Source records
— begin —

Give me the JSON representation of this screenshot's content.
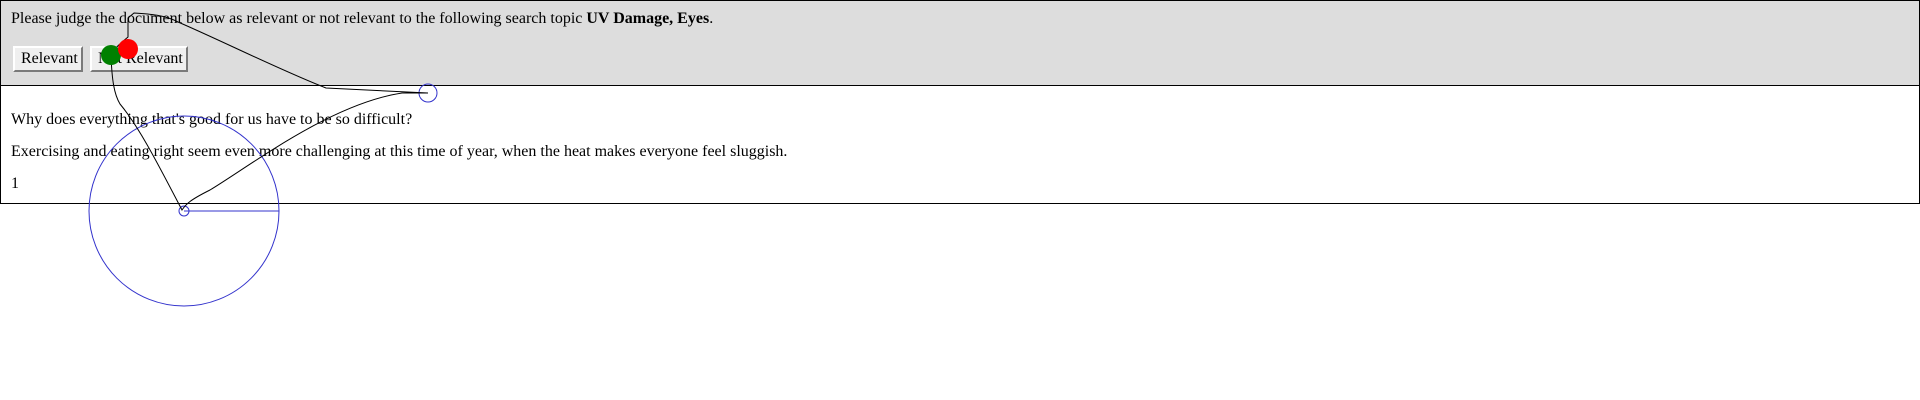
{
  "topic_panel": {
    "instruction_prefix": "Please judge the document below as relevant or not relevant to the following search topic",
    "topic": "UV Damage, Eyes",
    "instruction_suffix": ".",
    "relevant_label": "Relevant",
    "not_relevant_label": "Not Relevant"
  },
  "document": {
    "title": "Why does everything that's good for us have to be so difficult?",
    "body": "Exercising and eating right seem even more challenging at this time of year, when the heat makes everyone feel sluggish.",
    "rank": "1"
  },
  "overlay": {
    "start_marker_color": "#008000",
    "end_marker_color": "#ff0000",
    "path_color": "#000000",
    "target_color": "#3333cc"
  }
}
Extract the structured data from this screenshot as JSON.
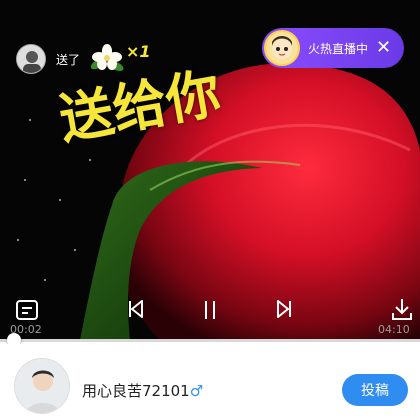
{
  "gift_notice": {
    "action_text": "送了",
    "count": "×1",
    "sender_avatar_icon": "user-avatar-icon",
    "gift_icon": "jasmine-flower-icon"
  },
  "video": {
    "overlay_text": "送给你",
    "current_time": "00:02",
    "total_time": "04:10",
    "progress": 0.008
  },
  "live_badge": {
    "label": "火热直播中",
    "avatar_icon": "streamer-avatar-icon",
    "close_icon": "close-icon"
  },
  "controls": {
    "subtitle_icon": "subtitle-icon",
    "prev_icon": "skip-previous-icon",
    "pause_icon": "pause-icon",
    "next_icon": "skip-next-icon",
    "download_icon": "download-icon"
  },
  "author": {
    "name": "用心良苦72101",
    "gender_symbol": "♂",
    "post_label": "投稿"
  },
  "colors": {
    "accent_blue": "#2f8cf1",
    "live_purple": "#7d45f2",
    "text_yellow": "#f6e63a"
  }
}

— end —

Do this - The records above are to be reproduced exactly; the pictures are to be left out.

Result for this task -
Give me the JSON representation of this screenshot's content.
{
  "topic_panel": {
    "instruction_prefix": "Please judge the document below as relevant or not relevant to the following search topic",
    "topic": "UV Damage, Eyes",
    "instruction_suffix": ".",
    "relevant_label": "Relevant",
    "not_relevant_label": "Not Relevant"
  },
  "document": {
    "title": "Why does everything that's good for us have to be so difficult?",
    "body": "Exercising and eating right seem even more challenging at this time of year, when the heat makes everyone feel sluggish.",
    "rank": "1"
  },
  "overlay": {
    "start_marker_color": "#008000",
    "end_marker_color": "#ff0000",
    "path_color": "#000000",
    "target_color": "#3333cc"
  }
}
Extract the structured data from this screenshot as JSON.
{
  "gift_notice": {
    "action_text": "送了",
    "count": "×1",
    "sender_avatar_icon": "user-avatar-icon",
    "gift_icon": "jasmine-flower-icon"
  },
  "video": {
    "overlay_text": "送给你",
    "current_time": "00:02",
    "total_time": "04:10",
    "progress": 0.008
  },
  "live_badge": {
    "label": "火热直播中",
    "avatar_icon": "streamer-avatar-icon",
    "close_icon": "close-icon"
  },
  "controls": {
    "subtitle_icon": "subtitle-icon",
    "prev_icon": "skip-previous-icon",
    "pause_icon": "pause-icon",
    "next_icon": "skip-next-icon",
    "download_icon": "download-icon"
  },
  "author": {
    "name": "用心良苦72101",
    "gender_symbol": "♂",
    "post_label": "投稿"
  },
  "colors": {
    "accent_blue": "#2f8cf1",
    "live_purple": "#7d45f2",
    "text_yellow": "#f6e63a"
  }
}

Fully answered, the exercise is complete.